> TO DO
Each record that follows should be repeated exactly, minus any images.

* Begin DATA FOR PROCESSING *

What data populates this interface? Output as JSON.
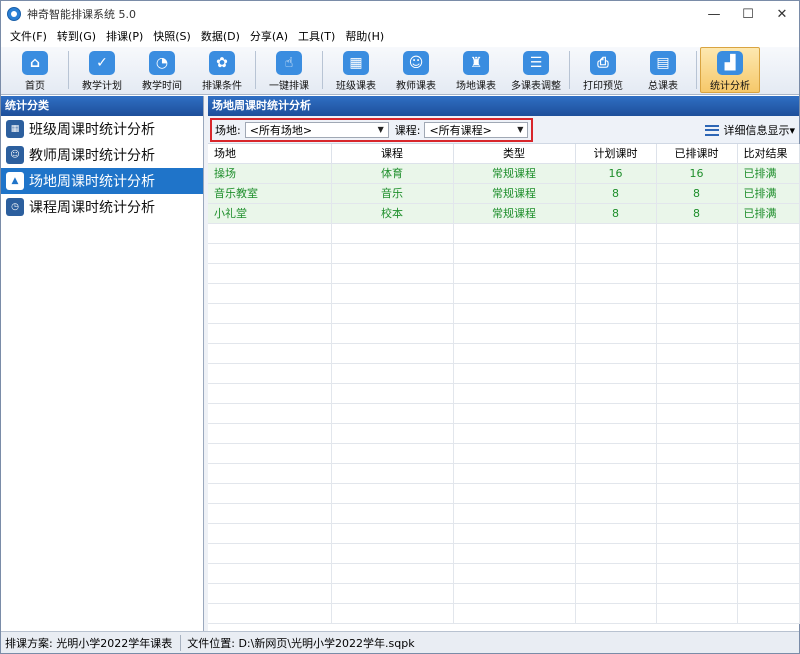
{
  "window": {
    "title": "神奇智能排课系统 5.0",
    "minimize": "—",
    "maximize": "☐",
    "close": "✕"
  },
  "menu": [
    "文件(F)",
    "转到(G)",
    "排课(P)",
    "快照(S)",
    "数据(D)",
    "分享(A)",
    "工具(T)",
    "帮助(H)"
  ],
  "toolbar": [
    {
      "label": "首页",
      "icon": "home-icon"
    },
    {
      "label": "教学计划",
      "icon": "clipboard-icon"
    },
    {
      "label": "教学时间",
      "icon": "clock-icon"
    },
    {
      "label": "排课条件",
      "icon": "conditions-icon"
    },
    {
      "label": "一键排课",
      "icon": "hand-click-icon"
    },
    {
      "label": "班级课表",
      "icon": "calendar-icon"
    },
    {
      "label": "教师课表",
      "icon": "teacher-icon"
    },
    {
      "label": "场地课表",
      "icon": "building-icon"
    },
    {
      "label": "多课表调整",
      "icon": "adjust-icon"
    },
    {
      "label": "打印预览",
      "icon": "printer-icon"
    },
    {
      "label": "总课表",
      "icon": "master-schedule-icon"
    },
    {
      "label": "统计分析",
      "icon": "chart-icon"
    }
  ],
  "left_panel": {
    "title": "统计分类",
    "items": [
      {
        "label": "班级周课时统计分析"
      },
      {
        "label": "教师周课时统计分析"
      },
      {
        "label": "场地周课时统计分析"
      },
      {
        "label": "课程周课时统计分析"
      }
    ],
    "selected_index": 2
  },
  "right_panel": {
    "title": "场地周课时统计分析",
    "filters": {
      "venue_label": "场地:",
      "venue_value": "<所有场地>",
      "course_label": "课程:",
      "course_value": "<所有课程>"
    },
    "detail_button": "详细信息显示▾",
    "columns": [
      "场地",
      "课程",
      "类型",
      "计划课时",
      "已排课时",
      "比对结果"
    ],
    "rows": [
      [
        "操场",
        "体育",
        "常规课程",
        "16",
        "16",
        "已排满"
      ],
      [
        "音乐教室",
        "音乐",
        "常规课程",
        "8",
        "8",
        "已排满"
      ],
      [
        "小礼堂",
        "校本",
        "常规课程",
        "8",
        "8",
        "已排满"
      ]
    ]
  },
  "status": {
    "scheme_label": "排课方案:",
    "scheme_value": "光明小学2022学年课表",
    "file_label": "文件位置:",
    "file_value": "D:\\新网页\\光明小学2022学年.sqpk"
  },
  "colors": {
    "accent": "#1f74c9",
    "table_text": "#1f8f2c",
    "row_bg": "#eaf6ea",
    "highlight_border": "#d8262b"
  }
}
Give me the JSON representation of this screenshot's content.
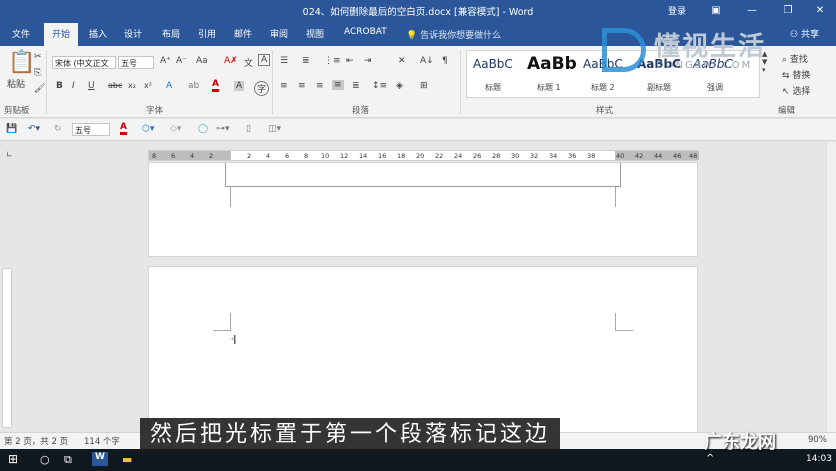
{
  "window": {
    "title": "024、如何删除最后的空白页.docx [兼容模式] - Word",
    "login": "登录",
    "share": "共享"
  },
  "ribbon_tabs": [
    "文件",
    "开始",
    "插入",
    "设计",
    "布局",
    "引用",
    "邮件",
    "审阅",
    "视图",
    "ACROBAT"
  ],
  "tell_me": "告诉我你想要做什么",
  "font": {
    "name": "宋体 (中文正文",
    "size": "五号",
    "paste_label": "粘贴",
    "clipboard_label": "剪贴板",
    "font_group_label": "字体",
    "paragraph_group_label": "段落",
    "styles_group_label": "样式",
    "editing_group_label": "编辑"
  },
  "styles": [
    {
      "sample": "AaBbC",
      "name": "标题"
    },
    {
      "sample": "AaBb",
      "name": "标题 1"
    },
    {
      "sample": "AaBbC",
      "name": "标题 2"
    },
    {
      "sample": "AaBbC",
      "name": "副标题"
    },
    {
      "sample": "AaBbC",
      "name": "强调"
    }
  ],
  "editing": {
    "find": "查找",
    "replace": "替换",
    "select": "选择"
  },
  "qat": {
    "size": "五号"
  },
  "ruler_numbers": [
    "8",
    "6",
    "4",
    "2",
    "2",
    "4",
    "6",
    "8",
    "10",
    "12",
    "14",
    "16",
    "18",
    "20",
    "22",
    "24",
    "26",
    "28",
    "30",
    "32",
    "34",
    "36",
    "38",
    "40",
    "42",
    "44",
    "46",
    "48"
  ],
  "status": {
    "page": "第 2 页，共 2 页",
    "words": "114 个字",
    "zoom": "90%"
  },
  "taskbar": {
    "time": "14:03"
  },
  "subtitle": "然后把光标置于第一个段落标记这边",
  "watermark": {
    "logo_text": "懂视生活",
    "logo_sub": "DONGSHI.COM",
    "site": "广东龙网"
  }
}
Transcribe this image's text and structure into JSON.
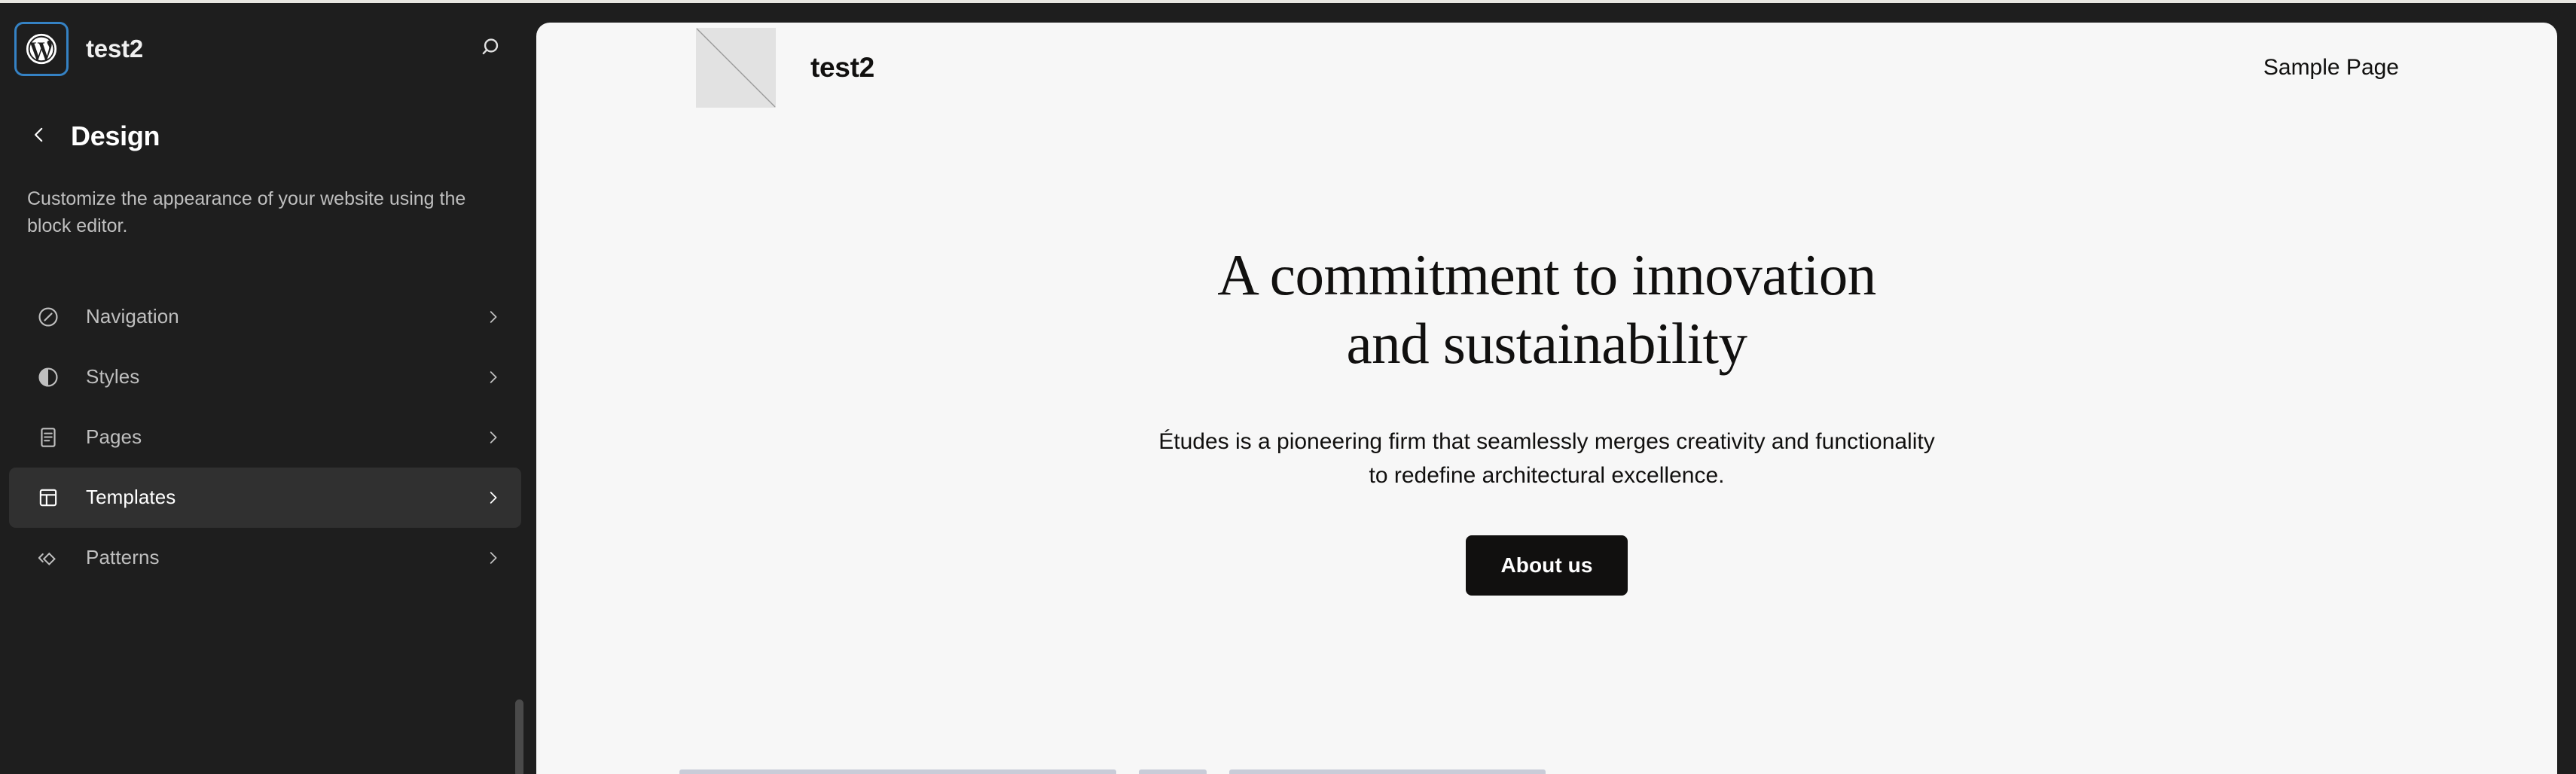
{
  "app": {
    "name": "WordPress Site Editor",
    "site_title": "test2"
  },
  "sidebar": {
    "logo_icon": "wordpress-logo-icon",
    "site_title": "test2",
    "search_icon": "search-icon",
    "back_icon": "chevron-left-icon",
    "title": "Design",
    "description": "Customize the appearance of your website using the block editor.",
    "items": [
      {
        "label": "Navigation",
        "icon": "compass-icon",
        "chevron": "chevron-right-icon",
        "active": false
      },
      {
        "label": "Styles",
        "icon": "half-circle-contrast-icon",
        "chevron": "chevron-right-icon",
        "active": false
      },
      {
        "label": "Pages",
        "icon": "page-document-icon",
        "chevron": "chevron-right-icon",
        "active": false
      },
      {
        "label": "Templates",
        "icon": "layout-template-icon",
        "chevron": "chevron-right-icon",
        "active": true
      },
      {
        "label": "Patterns",
        "icon": "diamond-chevrons-icon",
        "chevron": "chevron-right-icon",
        "active": false
      }
    ]
  },
  "canvas": {
    "site_header": {
      "logo_icon": "image-placeholder-icon",
      "brand_name": "test2",
      "nav_links": [
        "Sample Page"
      ]
    },
    "hero": {
      "title_line_1": "A commitment to innovation",
      "title_line_2": "and sustainability",
      "subtitle": "Études is a pioneering firm that seamlessly merges creativity and functionality to redefine architectural excellence.",
      "cta_label": "About us"
    }
  },
  "colors": {
    "sidebar_bg": "#1e1e1e",
    "sidebar_active_bg": "#303030",
    "sidebar_text": "#bfbfbf",
    "sidebar_text_active": "#ffffff",
    "focus_ring": "#3582c4",
    "canvas_bg": "#f7f7f7",
    "ink": "#11100f",
    "cta_bg": "#11100f",
    "scrollbar": "#4a4a4a"
  }
}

* End DATA FOR PROCESSING *

> EXERCISE RESPONSE
What data populates this interface? Output as JSON.
{
  "window": {
    "title": "神奇智能排课系统 5.0",
    "minimize": "—",
    "maximize": "☐",
    "close": "✕"
  },
  "menu": [
    "文件(F)",
    "转到(G)",
    "排课(P)",
    "快照(S)",
    "数据(D)",
    "分享(A)",
    "工具(T)",
    "帮助(H)"
  ],
  "toolbar": [
    {
      "label": "首页",
      "icon": "home-icon"
    },
    {
      "label": "教学计划",
      "icon": "clipboard-icon"
    },
    {
      "label": "教学时间",
      "icon": "clock-icon"
    },
    {
      "label": "排课条件",
      "icon": "conditions-icon"
    },
    {
      "label": "一键排课",
      "icon": "hand-click-icon"
    },
    {
      "label": "班级课表",
      "icon": "calendar-icon"
    },
    {
      "label": "教师课表",
      "icon": "teacher-icon"
    },
    {
      "label": "场地课表",
      "icon": "building-icon"
    },
    {
      "label": "多课表调整",
      "icon": "adjust-icon"
    },
    {
      "label": "打印预览",
      "icon": "printer-icon"
    },
    {
      "label": "总课表",
      "icon": "master-schedule-icon"
    },
    {
      "label": "统计分析",
      "icon": "chart-icon"
    }
  ],
  "left_panel": {
    "title": "统计分类",
    "items": [
      {
        "label": "班级周课时统计分析"
      },
      {
        "label": "教师周课时统计分析"
      },
      {
        "label": "场地周课时统计分析"
      },
      {
        "label": "课程周课时统计分析"
      }
    ],
    "selected_index": 2
  },
  "right_panel": {
    "title": "场地周课时统计分析",
    "filters": {
      "venue_label": "场地:",
      "venue_value": "<所有场地>",
      "course_label": "课程:",
      "course_value": "<所有课程>"
    },
    "detail_button": "详细信息显示▾",
    "columns": [
      "场地",
      "课程",
      "类型",
      "计划课时",
      "已排课时",
      "比对结果"
    ],
    "rows": [
      [
        "操场",
        "体育",
        "常规课程",
        "16",
        "16",
        "已排满"
      ],
      [
        "音乐教室",
        "音乐",
        "常规课程",
        "8",
        "8",
        "已排满"
      ],
      [
        "小礼堂",
        "校本",
        "常规课程",
        "8",
        "8",
        "已排满"
      ]
    ]
  },
  "status": {
    "scheme_label": "排课方案:",
    "scheme_value": "光明小学2022学年课表",
    "file_label": "文件位置:",
    "file_value": "D:\\新网页\\光明小学2022学年.sqpk"
  },
  "colors": {
    "accent": "#1f74c9",
    "table_text": "#1f8f2c",
    "row_bg": "#eaf6ea",
    "highlight_border": "#d8262b"
  }
}
Give me the JSON representation of this screenshot's content.
{
  "window": {
    "title": "024、如何删除最后的空白页.docx [兼容模式] - Word",
    "login": "登录",
    "share": "共享"
  },
  "ribbon_tabs": [
    "文件",
    "开始",
    "插入",
    "设计",
    "布局",
    "引用",
    "邮件",
    "审阅",
    "视图",
    "ACROBAT"
  ],
  "tell_me": "告诉我你想要做什么",
  "font": {
    "name": "宋体 (中文正文",
    "size": "五号",
    "paste_label": "粘贴",
    "clipboard_label": "剪贴板",
    "font_group_label": "字体",
    "paragraph_group_label": "段落",
    "styles_group_label": "样式",
    "editing_group_label": "编辑"
  },
  "styles": [
    {
      "sample": "AaBbC",
      "name": "标题"
    },
    {
      "sample": "AaBb",
      "name": "标题 1"
    },
    {
      "sample": "AaBbC",
      "name": "标题 2"
    },
    {
      "sample": "AaBbC",
      "name": "副标题"
    },
    {
      "sample": "AaBbC",
      "name": "强调"
    }
  ],
  "editing": {
    "find": "查找",
    "replace": "替换",
    "select": "选择"
  },
  "qat": {
    "size": "五号"
  },
  "ruler_numbers": [
    "8",
    "6",
    "4",
    "2",
    "2",
    "4",
    "6",
    "8",
    "10",
    "12",
    "14",
    "16",
    "18",
    "20",
    "22",
    "24",
    "26",
    "28",
    "30",
    "32",
    "34",
    "36",
    "38",
    "40",
    "42",
    "44",
    "46",
    "48"
  ],
  "status": {
    "page": "第 2 页，共 2 页",
    "words": "114 个字",
    "zoom": "90%"
  },
  "taskbar": {
    "time": "14:03"
  },
  "subtitle": "然后把光标置于第一个段落标记这边",
  "watermark": {
    "logo_text": "懂视生活",
    "logo_sub": "DONGSHI.COM",
    "site": "广东龙网"
  }
}
Transcribe this image's text and structure into JSON.
{
  "app": {
    "name": "WordPress Site Editor",
    "site_title": "test2"
  },
  "sidebar": {
    "logo_icon": "wordpress-logo-icon",
    "site_title": "test2",
    "search_icon": "search-icon",
    "back_icon": "chevron-left-icon",
    "title": "Design",
    "description": "Customize the appearance of your website using the block editor.",
    "items": [
      {
        "label": "Navigation",
        "icon": "compass-icon",
        "chevron": "chevron-right-icon",
        "active": false
      },
      {
        "label": "Styles",
        "icon": "half-circle-contrast-icon",
        "chevron": "chevron-right-icon",
        "active": false
      },
      {
        "label": "Pages",
        "icon": "page-document-icon",
        "chevron": "chevron-right-icon",
        "active": false
      },
      {
        "label": "Templates",
        "icon": "layout-template-icon",
        "chevron": "chevron-right-icon",
        "active": true
      },
      {
        "label": "Patterns",
        "icon": "diamond-chevrons-icon",
        "chevron": "chevron-right-icon",
        "active": false
      }
    ]
  },
  "canvas": {
    "site_header": {
      "logo_icon": "image-placeholder-icon",
      "brand_name": "test2",
      "nav_links": [
        "Sample Page"
      ]
    },
    "hero": {
      "title_line_1": "A commitment to innovation",
      "title_line_2": "and sustainability",
      "subtitle": "Études is a pioneering firm that seamlessly merges creativity and functionality to redefine architectural excellence.",
      "cta_label": "About us"
    }
  },
  "colors": {
    "sidebar_bg": "#1e1e1e",
    "sidebar_active_bg": "#303030",
    "sidebar_text": "#bfbfbf",
    "sidebar_text_active": "#ffffff",
    "focus_ring": "#3582c4",
    "canvas_bg": "#f7f7f7",
    "ink": "#11100f",
    "cta_bg": "#11100f",
    "scrollbar": "#4a4a4a"
  }
}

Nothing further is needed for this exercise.